***** Working data

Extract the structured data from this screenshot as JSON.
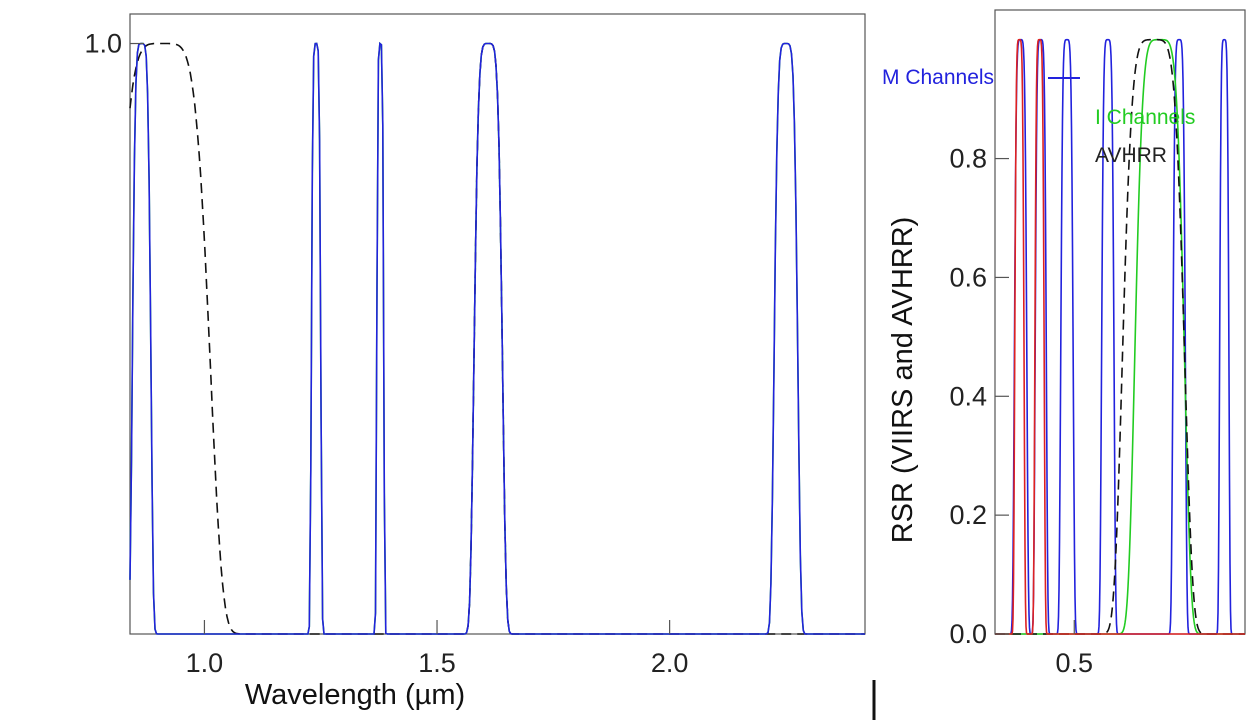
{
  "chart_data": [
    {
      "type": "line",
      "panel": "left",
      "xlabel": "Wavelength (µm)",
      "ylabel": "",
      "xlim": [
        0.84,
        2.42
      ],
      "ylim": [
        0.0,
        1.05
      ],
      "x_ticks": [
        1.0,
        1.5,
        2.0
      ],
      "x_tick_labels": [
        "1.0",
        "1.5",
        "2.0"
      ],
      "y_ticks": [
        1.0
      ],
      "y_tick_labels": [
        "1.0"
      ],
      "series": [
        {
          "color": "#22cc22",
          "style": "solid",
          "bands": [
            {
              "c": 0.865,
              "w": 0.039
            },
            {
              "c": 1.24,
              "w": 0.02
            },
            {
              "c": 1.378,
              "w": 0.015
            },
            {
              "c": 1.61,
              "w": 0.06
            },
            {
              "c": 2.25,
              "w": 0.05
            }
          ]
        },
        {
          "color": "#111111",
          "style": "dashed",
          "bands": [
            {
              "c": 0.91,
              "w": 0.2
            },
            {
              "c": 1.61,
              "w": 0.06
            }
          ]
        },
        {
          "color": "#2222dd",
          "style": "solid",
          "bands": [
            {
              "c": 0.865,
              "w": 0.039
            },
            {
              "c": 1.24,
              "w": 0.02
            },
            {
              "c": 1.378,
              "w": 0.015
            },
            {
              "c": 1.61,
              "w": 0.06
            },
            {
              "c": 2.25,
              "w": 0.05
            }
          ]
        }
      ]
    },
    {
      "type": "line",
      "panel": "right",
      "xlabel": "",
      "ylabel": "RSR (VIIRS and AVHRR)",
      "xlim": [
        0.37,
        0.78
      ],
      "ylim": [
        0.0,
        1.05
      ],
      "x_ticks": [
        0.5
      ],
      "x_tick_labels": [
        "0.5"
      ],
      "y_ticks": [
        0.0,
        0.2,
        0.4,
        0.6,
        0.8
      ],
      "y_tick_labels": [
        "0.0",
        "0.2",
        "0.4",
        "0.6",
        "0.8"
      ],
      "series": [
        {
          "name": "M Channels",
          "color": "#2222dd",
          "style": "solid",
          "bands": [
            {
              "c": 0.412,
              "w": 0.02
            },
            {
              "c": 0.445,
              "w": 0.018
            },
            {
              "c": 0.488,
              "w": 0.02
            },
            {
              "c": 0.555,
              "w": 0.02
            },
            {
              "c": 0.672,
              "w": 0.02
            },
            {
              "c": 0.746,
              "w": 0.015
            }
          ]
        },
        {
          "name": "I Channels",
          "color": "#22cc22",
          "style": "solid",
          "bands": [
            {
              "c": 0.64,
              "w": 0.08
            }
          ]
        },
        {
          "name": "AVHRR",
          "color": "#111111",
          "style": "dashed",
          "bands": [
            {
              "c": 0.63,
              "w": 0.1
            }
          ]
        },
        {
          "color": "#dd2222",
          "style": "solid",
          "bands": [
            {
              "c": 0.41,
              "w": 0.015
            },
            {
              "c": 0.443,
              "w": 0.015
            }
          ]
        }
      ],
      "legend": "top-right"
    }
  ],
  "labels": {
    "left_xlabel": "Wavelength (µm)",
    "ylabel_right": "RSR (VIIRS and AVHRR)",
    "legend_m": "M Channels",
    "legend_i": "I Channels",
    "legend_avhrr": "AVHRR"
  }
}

**********
***** Working data

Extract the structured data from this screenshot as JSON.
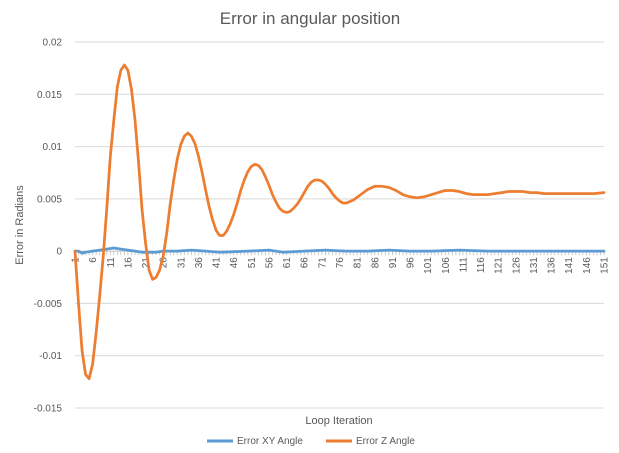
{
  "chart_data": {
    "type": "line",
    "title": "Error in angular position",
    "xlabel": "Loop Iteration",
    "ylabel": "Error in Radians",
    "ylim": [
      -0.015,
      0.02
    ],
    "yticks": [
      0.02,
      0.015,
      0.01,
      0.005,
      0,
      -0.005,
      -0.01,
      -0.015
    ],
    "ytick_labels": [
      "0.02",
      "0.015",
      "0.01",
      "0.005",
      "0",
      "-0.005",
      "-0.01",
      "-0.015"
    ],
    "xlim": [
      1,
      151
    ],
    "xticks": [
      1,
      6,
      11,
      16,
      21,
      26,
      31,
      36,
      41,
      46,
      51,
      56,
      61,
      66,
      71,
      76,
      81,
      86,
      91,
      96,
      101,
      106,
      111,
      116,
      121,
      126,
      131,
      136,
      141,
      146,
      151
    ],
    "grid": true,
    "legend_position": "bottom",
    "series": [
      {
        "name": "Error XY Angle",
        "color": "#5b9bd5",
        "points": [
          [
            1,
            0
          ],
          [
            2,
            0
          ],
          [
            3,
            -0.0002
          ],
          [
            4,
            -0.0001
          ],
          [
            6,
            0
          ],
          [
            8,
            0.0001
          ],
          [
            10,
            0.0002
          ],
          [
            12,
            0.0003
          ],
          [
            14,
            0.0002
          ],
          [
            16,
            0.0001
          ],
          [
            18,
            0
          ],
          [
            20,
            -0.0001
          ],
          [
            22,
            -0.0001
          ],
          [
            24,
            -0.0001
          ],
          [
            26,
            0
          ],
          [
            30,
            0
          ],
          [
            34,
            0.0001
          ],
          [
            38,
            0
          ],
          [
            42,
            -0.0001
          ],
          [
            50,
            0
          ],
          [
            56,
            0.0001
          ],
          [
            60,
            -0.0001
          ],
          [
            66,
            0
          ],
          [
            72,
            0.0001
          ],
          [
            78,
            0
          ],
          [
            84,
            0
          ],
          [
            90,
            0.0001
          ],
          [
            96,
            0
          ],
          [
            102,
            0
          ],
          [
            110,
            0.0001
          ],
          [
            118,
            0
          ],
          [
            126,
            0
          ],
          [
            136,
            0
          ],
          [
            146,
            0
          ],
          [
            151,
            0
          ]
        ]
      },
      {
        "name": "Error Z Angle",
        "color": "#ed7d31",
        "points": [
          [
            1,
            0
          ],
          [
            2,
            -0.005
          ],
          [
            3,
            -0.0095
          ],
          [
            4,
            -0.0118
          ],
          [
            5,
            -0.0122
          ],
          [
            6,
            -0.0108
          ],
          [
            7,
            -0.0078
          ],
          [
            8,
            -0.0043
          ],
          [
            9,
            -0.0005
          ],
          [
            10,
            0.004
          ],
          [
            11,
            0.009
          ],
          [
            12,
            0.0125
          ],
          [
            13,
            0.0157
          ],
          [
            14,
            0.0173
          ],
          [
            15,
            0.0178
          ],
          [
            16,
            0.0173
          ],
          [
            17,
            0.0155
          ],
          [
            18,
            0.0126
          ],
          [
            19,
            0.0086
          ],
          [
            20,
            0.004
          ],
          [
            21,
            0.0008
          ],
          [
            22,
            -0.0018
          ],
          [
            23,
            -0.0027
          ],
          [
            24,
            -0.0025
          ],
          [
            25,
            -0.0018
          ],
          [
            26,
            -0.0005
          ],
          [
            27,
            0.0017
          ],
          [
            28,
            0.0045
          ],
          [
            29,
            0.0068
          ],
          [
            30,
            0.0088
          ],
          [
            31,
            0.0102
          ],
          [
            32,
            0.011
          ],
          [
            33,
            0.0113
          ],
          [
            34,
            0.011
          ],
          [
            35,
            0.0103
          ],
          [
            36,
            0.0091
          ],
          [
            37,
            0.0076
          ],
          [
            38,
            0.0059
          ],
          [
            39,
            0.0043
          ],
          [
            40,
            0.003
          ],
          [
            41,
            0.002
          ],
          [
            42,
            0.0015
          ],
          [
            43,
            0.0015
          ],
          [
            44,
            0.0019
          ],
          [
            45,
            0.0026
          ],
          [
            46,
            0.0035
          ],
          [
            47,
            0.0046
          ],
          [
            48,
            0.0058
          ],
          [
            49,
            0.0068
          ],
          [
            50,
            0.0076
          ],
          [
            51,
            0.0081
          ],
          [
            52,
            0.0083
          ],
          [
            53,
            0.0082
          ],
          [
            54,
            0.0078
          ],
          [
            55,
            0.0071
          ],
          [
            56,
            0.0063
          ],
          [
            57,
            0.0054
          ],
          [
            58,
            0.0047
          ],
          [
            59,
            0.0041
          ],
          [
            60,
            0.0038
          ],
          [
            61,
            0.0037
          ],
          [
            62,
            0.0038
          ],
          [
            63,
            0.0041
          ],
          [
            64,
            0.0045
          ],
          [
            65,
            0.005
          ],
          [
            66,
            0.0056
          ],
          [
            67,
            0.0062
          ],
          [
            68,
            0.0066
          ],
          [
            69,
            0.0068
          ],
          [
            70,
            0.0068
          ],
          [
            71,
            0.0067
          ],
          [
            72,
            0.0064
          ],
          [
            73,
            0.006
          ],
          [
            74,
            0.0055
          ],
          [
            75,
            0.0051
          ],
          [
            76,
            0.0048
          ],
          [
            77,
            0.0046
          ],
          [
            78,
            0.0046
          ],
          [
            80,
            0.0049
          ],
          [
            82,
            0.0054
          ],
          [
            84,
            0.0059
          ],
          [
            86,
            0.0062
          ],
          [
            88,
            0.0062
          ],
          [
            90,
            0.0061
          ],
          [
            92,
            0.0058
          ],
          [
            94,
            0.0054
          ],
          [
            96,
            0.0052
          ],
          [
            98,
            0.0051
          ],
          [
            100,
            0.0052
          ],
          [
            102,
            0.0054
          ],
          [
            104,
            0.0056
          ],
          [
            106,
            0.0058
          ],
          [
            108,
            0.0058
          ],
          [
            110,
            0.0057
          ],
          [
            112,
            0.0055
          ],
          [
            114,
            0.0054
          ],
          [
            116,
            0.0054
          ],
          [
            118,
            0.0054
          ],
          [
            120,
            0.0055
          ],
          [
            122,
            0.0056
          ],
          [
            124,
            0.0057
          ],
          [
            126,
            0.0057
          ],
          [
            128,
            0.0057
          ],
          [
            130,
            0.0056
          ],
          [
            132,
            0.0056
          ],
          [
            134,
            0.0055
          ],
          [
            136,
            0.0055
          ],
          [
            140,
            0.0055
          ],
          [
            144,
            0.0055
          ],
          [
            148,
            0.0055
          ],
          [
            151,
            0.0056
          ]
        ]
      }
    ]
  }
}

**********

| Aim of the exercise |
Identify each line in the records above that contains the word "Angle", and copy it out in full.

| Result |
        "name": "Error XY Angle",
        "name": "Error Z Angle",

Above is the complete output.